======== Records supplied ========

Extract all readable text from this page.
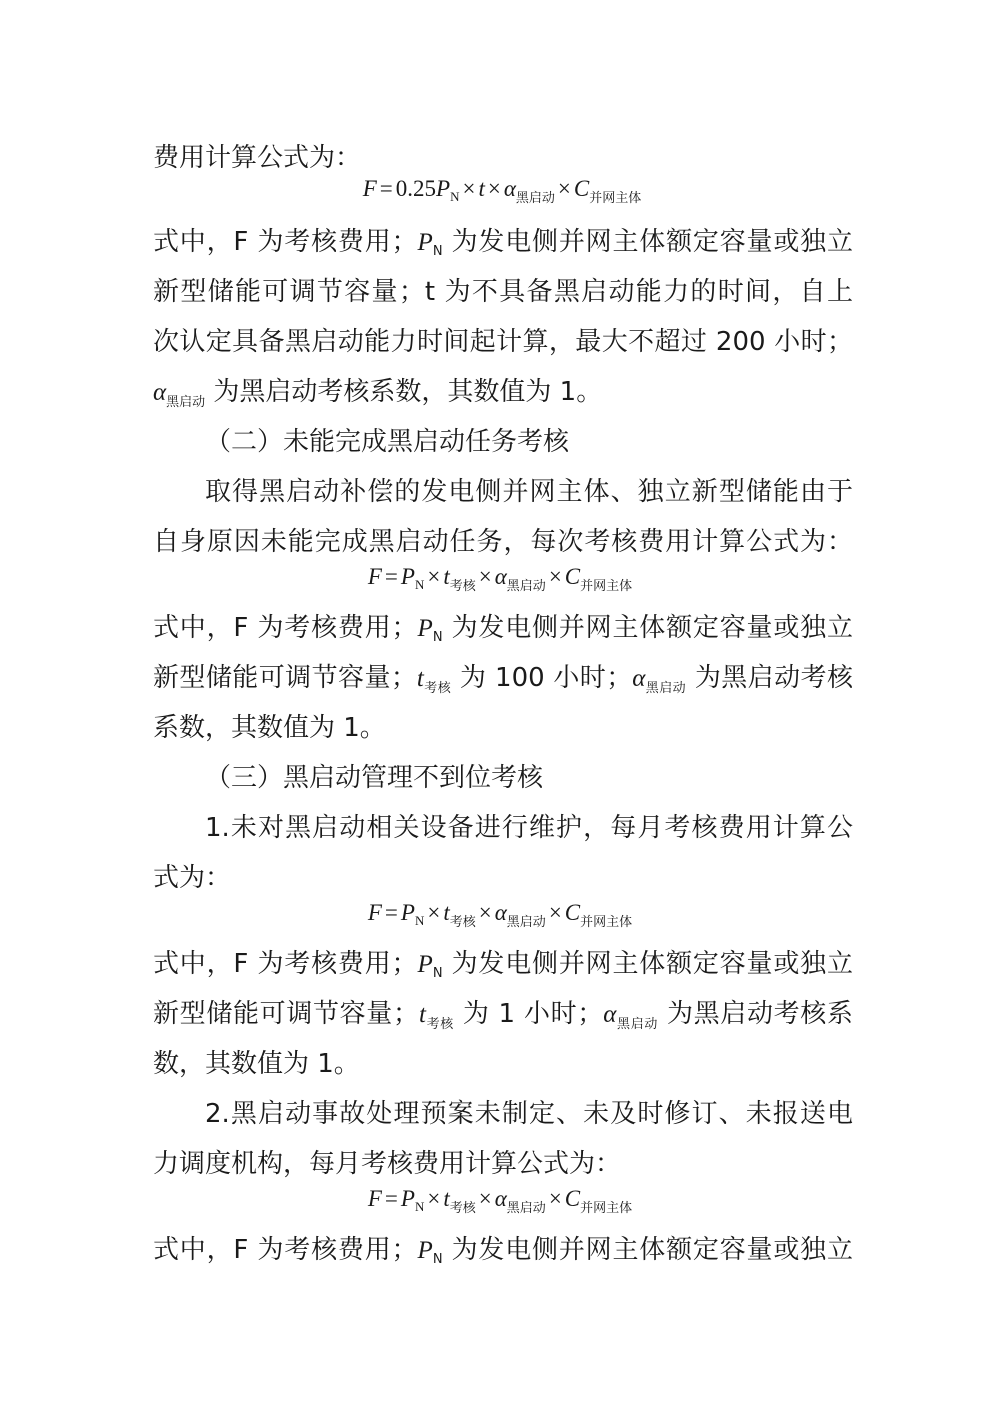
费用计算公式为：
$F = 0.25P_N \times t \times \alpha_{黑启动} \times C_{并网主体}$
式中，F 为考核费用；$P_N$ 为发电侧并网主体额定容量或独立
新型储能可调节容量；t 为不具备黑启动能力的时间，自上
次认定具备黑启动能力时间起计算，最大不超过 200 小时；
$\alpha_{黑启动}$ 为黑启动考核系数，其数值为 1。
（二）未能完成黑启动任务考核
取得黑启动补偿的发电侧并网主体、独立新型储能由于
自身原因未能完成黑启动任务，每次考核费用计算公式为：
$F = P_N \times t_{考核} \times \alpha_{黑启动} \times C_{并网主体}$
式中，F 为考核费用；$P_N$ 为发电侧并网主体额定容量或独立
新型储能可调节容量；$t_{考核}$ 为 100 小时；$\alpha_{黑启动}$ 为黑启动考核
系数，其数值为 1。
（三）黑启动管理不到位考核
1.未对黑启动相关设备进行维护，每月考核费用计算公
式为：
$F = P_N \times t_{考核} \times \alpha_{黑启动} \times C_{并网主体}$
式中，F 为考核费用；$P_N$ 为发电侧并网主体额定容量或独立
新型储能可调节容量；$t_{考核}$ 为 1 小时；$\alpha_{黑启动}$ 为黑启动考核系
数，其数值为 1。
2.黑启动事故处理预案未制定、未及时修订、未报送电
力调度机构，每月考核费用计算公式为：
$F = P_N \times t_{考核} \times \alpha_{黑启动} \times C_{并网主体}$
式中，F 为考核费用；$P_N$ 为发电侧并网主体额定容量或独立
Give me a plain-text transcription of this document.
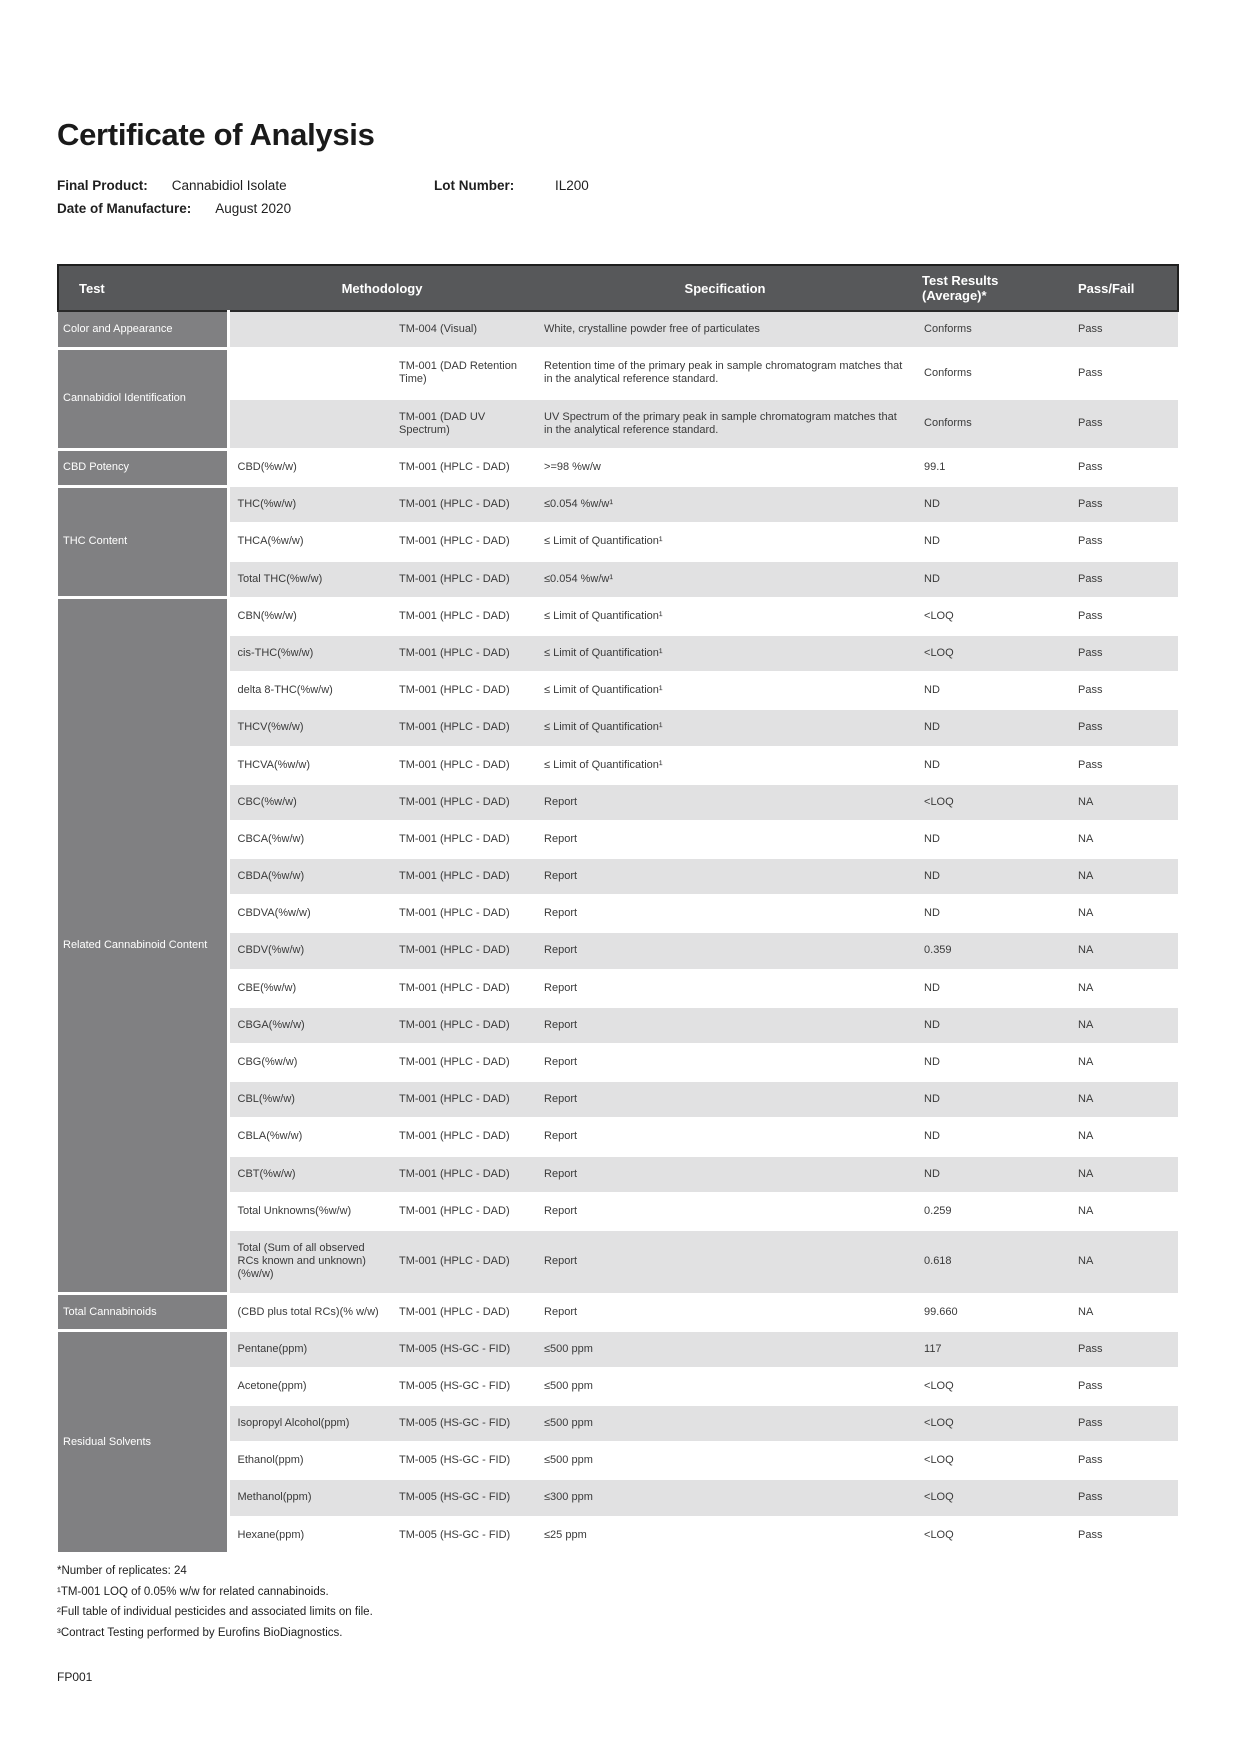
Certificate of Analysis
Final Product: Cannabidiol Isolate	Lot Number:	IL200
Date of Manufacture: August 2020
Test	Methodology		Specification	Test Results (Average)*	Pass/Fail
Color and Appearance		TM-004 (Visual)	White, crystalline powder free of particulates	Conforms	Pass
Cannabidiol Identification		TM-001 (DAD Retention Time)	Retention time of the primary peak in sample chromatogram matches that in the analytical reference standard.	Conforms	Pass
		TM-001 (DAD UV Spectrum)	UV Spectrum of the primary peak in sample chromatogram matches that in the analytical reference standard.	Conforms	Pass
CBD Potency	CBD(%w/w)	TM-001 (HPLC - DAD)	>=98 %w/w	99.1	Pass
THC Content	THC(%w/w)	TM-001 (HPLC - DAD)	≤0.054 %w/w¹	ND	Pass
	THCA(%w/w)	TM-001 (HPLC - DAD)	≤ Limit of Quantification¹	ND	Pass
	Total THC(%w/w)	TM-001 (HPLC - DAD)	≤0.054 %w/w¹	ND	Pass
Related Cannabinoid Content	CBN(%w/w)	TM-001 (HPLC - DAD)	≤ Limit of Quantification¹	<LOQ	Pass
	cis-THC(%w/w)	TM-001 (HPLC - DAD)	≤ Limit of Quantification¹	<LOQ	Pass
	delta 8-THC(%w/w)	TM-001 (HPLC - DAD)	≤ Limit of Quantification¹	ND	Pass
	THCV(%w/w)	TM-001 (HPLC - DAD)	≤ Limit of Quantification¹	ND	Pass
	THCVA(%w/w)	TM-001 (HPLC - DAD)	≤ Limit of Quantification¹	ND	Pass
	CBC(%w/w)	TM-001 (HPLC - DAD)	Report	<LOQ	NA
	CBCA(%w/w)	TM-001 (HPLC - DAD)	Report	ND	NA
	CBDA(%w/w)	TM-001 (HPLC - DAD)	Report	ND	NA
	CBDVA(%w/w)	TM-001 (HPLC - DAD)	Report	ND	NA
	CBDV(%w/w)	TM-001 (HPLC - DAD)	Report	0.359	NA
	CBE(%w/w)	TM-001 (HPLC - DAD)	Report	ND	NA
	CBGA(%w/w)	TM-001 (HPLC - DAD)	Report	ND	NA
	CBG(%w/w)	TM-001 (HPLC - DAD)	Report	ND	NA
	CBL(%w/w)	TM-001 (HPLC - DAD)	Report	ND	NA
	CBLA(%w/w)	TM-001 (HPLC - DAD)	Report	ND	NA
	CBT(%w/w)	TM-001 (HPLC - DAD)	Report	ND	NA
	Total Unknowns(%w/w)	TM-001 (HPLC - DAD)	Report	0.259	NA
	Total (Sum of all observed RCs known and unknown) (%w/w)	TM-001 (HPLC - DAD)	Report	0.618	NA
Total Cannabinoids	(CBD plus total RCs)(% w/w)	TM-001 (HPLC - DAD)	Report	99.660	NA
Residual Solvents	Pentane(ppm)	TM-005 (HS-GC - FID)	≤500 ppm	117	Pass
	Acetone(ppm)	TM-005 (HS-GC - FID)	≤500 ppm	<LOQ	Pass
	Isopropyl Alcohol(ppm)	TM-005 (HS-GC - FID)	≤500 ppm	<LOQ	Pass
	Ethanol(ppm)	TM-005 (HS-GC - FID)	≤500 ppm	<LOQ	Pass
	Methanol(ppm)	TM-005 (HS-GC - FID)	≤300 ppm	<LOQ	Pass
	Hexane(ppm)	TM-005 (HS-GC - FID)	≤25 ppm	<LOQ	Pass
*Number of replicates: 24
¹TM-001 LOQ of 0.05% w/w for related cannabinoids.
²Full table of individual pesticides and associated limits on file.
³Contract Testing performed by Eurofins BioDiagnostics.
FP001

========

What to work on ::
Retype every entry verbatim and exclude the pictures from the copy.

Solution to the problem ::
Extract all readable text from this page.
费用计算公式为：
$F = 0.25P_N \times t \times \alpha_{黑启动} \times C_{并网主体}$
式中，F 为考核费用；$P_N$ 为发电侧并网主体额定容量或独立
新型储能可调节容量；t 为不具备黑启动能力的时间，自上
次认定具备黑启动能力时间起计算，最大不超过 200 小时；
$\alpha_{黑启动}$ 为黑启动考核系数，其数值为 1。
（二）未能完成黑启动任务考核
取得黑启动补偿的发电侧并网主体、独立新型储能由于
自身原因未能完成黑启动任务，每次考核费用计算公式为：
$F = P_N \times t_{考核} \times \alpha_{黑启动} \times C_{并网主体}$
式中，F 为考核费用；$P_N$ 为发电侧并网主体额定容量或独立
新型储能可调节容量；$t_{考核}$ 为 100 小时；$\alpha_{黑启动}$ 为黑启动考核
系数，其数值为 1。
（三）黑启动管理不到位考核
1.未对黑启动相关设备进行维护，每月考核费用计算公
式为：
$F = P_N \times t_{考核} \times \alpha_{黑启动} \times C_{并网主体}$
式中，F 为考核费用；$P_N$ 为发电侧并网主体额定容量或独立
新型储能可调节容量；$t_{考核}$ 为 1 小时；$\alpha_{黑启动}$ 为黑启动考核系
数，其数值为 1。
2.黑启动事故处理预案未制定、未及时修订、未报送电
力调度机构，每月考核费用计算公式为：
$F = P_N \times t_{考核} \times \alpha_{黑启动} \times C_{并网主体}$
式中，F 为考核费用；$P_N$ 为发电侧并网主体额定容量或独立
Give me a plain-text transcription of this document.
Certificate of Analysis
Final Product: Cannabidiol Isolate	Lot Number:	IL200
Date of Manufacture: August 2020
Test	Methodology		Specification	Test Results (Average)*	Pass/Fail
Color and Appearance		TM-004 (Visual)	White, crystalline powder free of particulates	Conforms	Pass
Cannabidiol Identification		TM-001 (DAD Retention Time)	Retention time of the primary peak in sample chromatogram matches that in the analytical reference standard.	Conforms	Pass
		TM-001 (DAD UV Spectrum)	UV Spectrum of the primary peak in sample chromatogram matches that in the analytical reference standard.	Conforms	Pass
CBD Potency	CBD(%w/w)	TM-001 (HPLC - DAD)	>=98 %w/w	99.1	Pass
THC Content	THC(%w/w)	TM-001 (HPLC - DAD)	≤0.054 %w/w¹	ND	Pass
	THCA(%w/w)	TM-001 (HPLC - DAD)	≤ Limit of Quantification¹	ND	Pass
	Total THC(%w/w)	TM-001 (HPLC - DAD)	≤0.054 %w/w¹	ND	Pass
Related Cannabinoid Content	CBN(%w/w)	TM-001 (HPLC - DAD)	≤ Limit of Quantification¹	<LOQ	Pass
	cis-THC(%w/w)	TM-001 (HPLC - DAD)	≤ Limit of Quantification¹	<LOQ	Pass
	delta 8-THC(%w/w)	TM-001 (HPLC - DAD)	≤ Limit of Quantification¹	ND	Pass
	THCV(%w/w)	TM-001 (HPLC - DAD)	≤ Limit of Quantification¹	ND	Pass
	THCVA(%w/w)	TM-001 (HPLC - DAD)	≤ Limit of Quantification¹	ND	Pass
	CBC(%w/w)	TM-001 (HPLC - DAD)	Report	<LOQ	NA
	CBCA(%w/w)	TM-001 (HPLC - DAD)	Report	ND	NA
	CBDA(%w/w)	TM-001 (HPLC - DAD)	Report	ND	NA
	CBDVA(%w/w)	TM-001 (HPLC - DAD)	Report	ND	NA
	CBDV(%w/w)	TM-001 (HPLC - DAD)	Report	0.359	NA
	CBE(%w/w)	TM-001 (HPLC - DAD)	Report	ND	NA
	CBGA(%w/w)	TM-001 (HPLC - DAD)	Report	ND	NA
	CBG(%w/w)	TM-001 (HPLC - DAD)	Report	ND	NA
	CBL(%w/w)	TM-001 (HPLC - DAD)	Report	ND	NA
	CBLA(%w/w)	TM-001 (HPLC - DAD)	Report	ND	NA
	CBT(%w/w)	TM-001 (HPLC - DAD)	Report	ND	NA
	Total Unknowns(%w/w)	TM-001 (HPLC - DAD)	Report	0.259	NA
	Total (Sum of all observed RCs known and unknown) (%w/w)	TM-001 (HPLC - DAD)	Report	0.618	NA
Total Cannabinoids	(CBD plus total RCs)(% w/w)	TM-001 (HPLC - DAD)	Report	99.660	NA
Residual Solvents	Pentane(ppm)	TM-005 (HS-GC - FID)	≤500 ppm	117	Pass
	Acetone(ppm)	TM-005 (HS-GC - FID)	≤500 ppm	<LOQ	Pass
	Isopropyl Alcohol(ppm)	TM-005 (HS-GC - FID)	≤500 ppm	<LOQ	Pass
	Ethanol(ppm)	TM-005 (HS-GC - FID)	≤500 ppm	<LOQ	Pass
	Methanol(ppm)	TM-005 (HS-GC - FID)	≤300 ppm	<LOQ	Pass
	Hexane(ppm)	TM-005 (HS-GC - FID)	≤25 ppm	<LOQ	Pass
*Number of replicates: 24
¹TM-001 LOQ of 0.05% w/w for related cannabinoids.
²Full table of individual pesticides and associated limits on file.
³Contract Testing performed by Eurofins BioDiagnostics.
FP001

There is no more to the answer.